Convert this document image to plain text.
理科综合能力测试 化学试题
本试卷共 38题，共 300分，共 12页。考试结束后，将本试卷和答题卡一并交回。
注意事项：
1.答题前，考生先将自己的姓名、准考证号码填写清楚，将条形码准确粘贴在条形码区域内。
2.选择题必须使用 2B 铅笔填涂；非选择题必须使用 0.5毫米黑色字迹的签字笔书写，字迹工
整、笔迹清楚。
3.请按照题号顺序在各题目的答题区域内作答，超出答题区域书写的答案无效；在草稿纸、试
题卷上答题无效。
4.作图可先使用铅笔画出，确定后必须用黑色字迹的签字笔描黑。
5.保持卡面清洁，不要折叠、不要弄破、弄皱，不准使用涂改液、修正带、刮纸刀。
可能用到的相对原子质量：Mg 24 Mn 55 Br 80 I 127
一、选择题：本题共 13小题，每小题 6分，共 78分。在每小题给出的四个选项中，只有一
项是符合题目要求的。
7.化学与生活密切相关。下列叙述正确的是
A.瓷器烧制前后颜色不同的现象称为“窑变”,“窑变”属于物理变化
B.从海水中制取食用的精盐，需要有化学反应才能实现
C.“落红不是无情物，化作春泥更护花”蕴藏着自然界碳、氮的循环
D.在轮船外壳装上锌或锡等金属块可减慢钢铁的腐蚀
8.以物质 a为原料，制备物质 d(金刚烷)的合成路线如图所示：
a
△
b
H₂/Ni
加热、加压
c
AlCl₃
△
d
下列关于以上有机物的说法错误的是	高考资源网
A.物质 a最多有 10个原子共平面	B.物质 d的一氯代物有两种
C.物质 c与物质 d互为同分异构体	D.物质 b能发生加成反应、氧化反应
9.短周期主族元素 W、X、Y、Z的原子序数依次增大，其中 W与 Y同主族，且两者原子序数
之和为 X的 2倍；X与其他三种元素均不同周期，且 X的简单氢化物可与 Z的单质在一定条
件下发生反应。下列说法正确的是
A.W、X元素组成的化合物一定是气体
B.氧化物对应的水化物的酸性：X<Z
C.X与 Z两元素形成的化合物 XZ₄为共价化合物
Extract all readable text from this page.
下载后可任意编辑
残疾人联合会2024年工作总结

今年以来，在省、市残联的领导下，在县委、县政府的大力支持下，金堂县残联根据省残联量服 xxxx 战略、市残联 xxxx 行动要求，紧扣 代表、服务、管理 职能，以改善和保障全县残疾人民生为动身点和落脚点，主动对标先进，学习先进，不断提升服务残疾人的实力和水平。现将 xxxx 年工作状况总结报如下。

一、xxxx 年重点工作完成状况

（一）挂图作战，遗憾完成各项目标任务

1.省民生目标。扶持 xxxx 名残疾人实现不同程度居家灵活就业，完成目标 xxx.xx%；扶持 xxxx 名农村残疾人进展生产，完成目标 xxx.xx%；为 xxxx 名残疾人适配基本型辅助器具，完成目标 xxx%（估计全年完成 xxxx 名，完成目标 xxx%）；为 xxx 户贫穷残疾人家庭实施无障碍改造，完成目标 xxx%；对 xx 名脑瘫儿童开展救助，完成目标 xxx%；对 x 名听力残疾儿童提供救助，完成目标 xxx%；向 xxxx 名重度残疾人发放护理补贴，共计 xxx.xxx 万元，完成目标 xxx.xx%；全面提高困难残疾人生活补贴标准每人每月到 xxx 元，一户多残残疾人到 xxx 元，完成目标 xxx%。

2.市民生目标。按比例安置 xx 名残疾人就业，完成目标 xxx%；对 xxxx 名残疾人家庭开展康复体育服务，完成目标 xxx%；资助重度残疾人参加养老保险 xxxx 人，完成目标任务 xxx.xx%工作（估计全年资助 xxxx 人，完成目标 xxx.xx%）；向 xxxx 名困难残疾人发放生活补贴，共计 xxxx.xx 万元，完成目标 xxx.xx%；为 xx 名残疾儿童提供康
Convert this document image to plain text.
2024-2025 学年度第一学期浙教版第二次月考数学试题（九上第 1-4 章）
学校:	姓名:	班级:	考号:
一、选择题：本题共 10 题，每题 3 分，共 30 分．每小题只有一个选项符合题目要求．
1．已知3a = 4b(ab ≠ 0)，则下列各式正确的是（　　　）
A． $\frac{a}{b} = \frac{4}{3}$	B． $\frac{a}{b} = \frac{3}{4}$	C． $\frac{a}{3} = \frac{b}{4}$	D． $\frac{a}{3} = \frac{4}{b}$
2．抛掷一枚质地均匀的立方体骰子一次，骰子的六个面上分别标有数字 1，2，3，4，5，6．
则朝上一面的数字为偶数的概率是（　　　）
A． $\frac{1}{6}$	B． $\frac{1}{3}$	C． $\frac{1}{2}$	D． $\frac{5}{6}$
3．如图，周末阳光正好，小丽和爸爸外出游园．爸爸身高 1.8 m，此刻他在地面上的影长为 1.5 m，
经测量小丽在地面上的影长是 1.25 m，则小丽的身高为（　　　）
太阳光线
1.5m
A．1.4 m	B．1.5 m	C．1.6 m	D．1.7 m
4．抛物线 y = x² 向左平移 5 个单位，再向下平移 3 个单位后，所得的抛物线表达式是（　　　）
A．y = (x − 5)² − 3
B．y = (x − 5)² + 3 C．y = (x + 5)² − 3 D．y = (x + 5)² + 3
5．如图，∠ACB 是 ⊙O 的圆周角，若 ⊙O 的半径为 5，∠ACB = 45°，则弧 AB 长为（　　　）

==============================

§ Task objective:
Search the data above for the string "完成目标" and return every line that has it.

§ Answer:
1.省民生目标。扶持 xxxx 名残疾人实现不同程度居家灵活就业，完成目标 xxx.xx%；扶持 xxxx 名农村残疾人进展生产，完成目标 xxx.xx%；为 xxxx 名残疾人适配基本型辅助器具，完成目标 xxx%（估计全年完成 xxxx 名，完成目标 xxx%）；为 xxx 户贫穷残疾人家庭实施无障碍改造，完成目标 xxx%；对 xx 名脑瘫儿童开展救助，完成目标 xxx%；对 x 名听力残疾儿童提供救助，完成目标 xxx%；向 xxxx 名重度残疾人发放护理补贴，共计 xxx.xxx 万元，完成目标 xxx.xx%；全面提高困难残疾人生活补贴标准每人每月到 xxx 元，一户多残残疾人到 xxx 元，完成目标 xxx%。
2.市民生目标。按比例安置 xx 名残疾人就业，完成目标 xxx%；对 xxxx 名残疾人家庭开展康复体育服务，完成目标 xxx%；资助重度残疾人参加养老保险 xxxx 人，完成目标任务 xxx.xx%工作（估计全年资助 xxxx 人，完成目标 xxx.xx%）；向 xxxx 名困难残疾人发放生活补贴，共计 xxxx.xx 万元，完成目标 xxx.xx%；为 xx 名残疾儿童提供康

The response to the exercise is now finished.